[EXERCISE] Write the entries out again exactly as they stand, but without the pictures.

>> begin DATA EXTRACT

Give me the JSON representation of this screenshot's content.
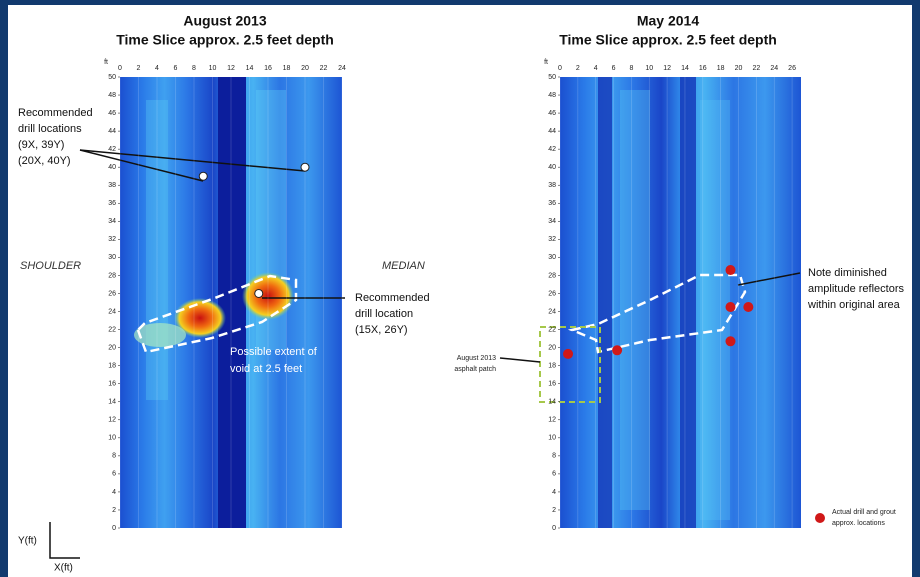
{
  "left": {
    "title": "August 2013",
    "subtitle": "Time Slice approx. 2.5 feet depth",
    "unit": "ft",
    "xlim": [
      0,
      24
    ],
    "ylim": [
      0,
      50
    ],
    "xticks": [
      0,
      2,
      4,
      6,
      8,
      10,
      12,
      14,
      16,
      18,
      20,
      22,
      24
    ],
    "yticks": [
      0,
      2,
      4,
      6,
      8,
      10,
      12,
      14,
      16,
      18,
      20,
      22,
      24,
      26,
      28,
      30,
      32,
      34,
      36,
      38,
      40,
      42,
      44,
      46,
      48,
      50
    ],
    "recommended_points": [
      {
        "x": 9,
        "y": 39
      },
      {
        "x": 20,
        "y": 40
      },
      {
        "x": 15,
        "y": 26
      }
    ],
    "label_drill_locations": [
      "Recommended",
      "drill locations",
      "(9X, 39Y)",
      "(20X, 40Y)"
    ],
    "label_drill_location": [
      "Recommended",
      "drill location",
      "(15X, 26Y)"
    ],
    "label_void": [
      "Possible extent of",
      "void at 2.5 feet"
    ],
    "label_shoulder": "SHOULDER",
    "label_median": "MEDIAN"
  },
  "right": {
    "title": "May 2014",
    "subtitle": "Time Slice approx. 2.5 feet depth",
    "unit": "ft",
    "xlim": [
      0,
      27
    ],
    "ylim": [
      0,
      50
    ],
    "xticks": [
      0,
      2,
      4,
      6,
      8,
      10,
      12,
      14,
      16,
      18,
      20,
      22,
      24,
      26
    ],
    "yticks": [
      0,
      2,
      4,
      6,
      8,
      10,
      12,
      14,
      16,
      18,
      20,
      22,
      24,
      26,
      28,
      30,
      32,
      34,
      36,
      38,
      40,
      42,
      44,
      46,
      48,
      50
    ],
    "drill_points": [
      {
        "x": 0.9,
        "y": 19.3
      },
      {
        "x": 6.4,
        "y": 19.7
      },
      {
        "x": 19.1,
        "y": 28.6
      },
      {
        "x": 19.1,
        "y": 24.5
      },
      {
        "x": 21.1,
        "y": 24.5
      },
      {
        "x": 19.1,
        "y": 20.7
      }
    ],
    "label_diminished": [
      "Note diminished",
      "amplitude reflectors",
      "within original area"
    ],
    "label_patch": [
      "August 2013",
      "asphalt patch"
    ],
    "legend_drill": [
      "Actual drill and grout",
      "approx. locations"
    ]
  },
  "axis_y": "Y(ft)",
  "axis_x": "X(ft)"
}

>> end DATA EXTRACT

[TASK RESULT]
Give me the JSON representation of this screenshot's content.
{
  "left": {
    "title": "August 2013",
    "subtitle": "Time Slice approx. 2.5 feet depth",
    "unit": "ft",
    "xlim": [
      0,
      24
    ],
    "ylim": [
      0,
      50
    ],
    "xticks": [
      0,
      2,
      4,
      6,
      8,
      10,
      12,
      14,
      16,
      18,
      20,
      22,
      24
    ],
    "yticks": [
      0,
      2,
      4,
      6,
      8,
      10,
      12,
      14,
      16,
      18,
      20,
      22,
      24,
      26,
      28,
      30,
      32,
      34,
      36,
      38,
      40,
      42,
      44,
      46,
      48,
      50
    ],
    "recommended_points": [
      {
        "x": 9,
        "y": 39
      },
      {
        "x": 20,
        "y": 40
      },
      {
        "x": 15,
        "y": 26
      }
    ],
    "label_drill_locations": [
      "Recommended",
      "drill locations",
      "(9X, 39Y)",
      "(20X, 40Y)"
    ],
    "label_drill_location": [
      "Recommended",
      "drill location",
      "(15X, 26Y)"
    ],
    "label_void": [
      "Possible extent of",
      "void at 2.5 feet"
    ],
    "label_shoulder": "SHOULDER",
    "label_median": "MEDIAN"
  },
  "right": {
    "title": "May 2014",
    "subtitle": "Time Slice approx. 2.5 feet depth",
    "unit": "ft",
    "xlim": [
      0,
      27
    ],
    "ylim": [
      0,
      50
    ],
    "xticks": [
      0,
      2,
      4,
      6,
      8,
      10,
      12,
      14,
      16,
      18,
      20,
      22,
      24,
      26
    ],
    "yticks": [
      0,
      2,
      4,
      6,
      8,
      10,
      12,
      14,
      16,
      18,
      20,
      22,
      24,
      26,
      28,
      30,
      32,
      34,
      36,
      38,
      40,
      42,
      44,
      46,
      48,
      50
    ],
    "drill_points": [
      {
        "x": 0.9,
        "y": 19.3
      },
      {
        "x": 6.4,
        "y": 19.7
      },
      {
        "x": 19.1,
        "y": 28.6
      },
      {
        "x": 19.1,
        "y": 24.5
      },
      {
        "x": 21.1,
        "y": 24.5
      },
      {
        "x": 19.1,
        "y": 20.7
      }
    ],
    "label_diminished": [
      "Note diminished",
      "amplitude reflectors",
      "within original area"
    ],
    "label_patch": [
      "August 2013",
      "asphalt patch"
    ],
    "legend_drill": [
      "Actual drill and grout",
      "approx. locations"
    ]
  },
  "axis_y": "Y(ft)",
  "axis_x": "X(ft)"
}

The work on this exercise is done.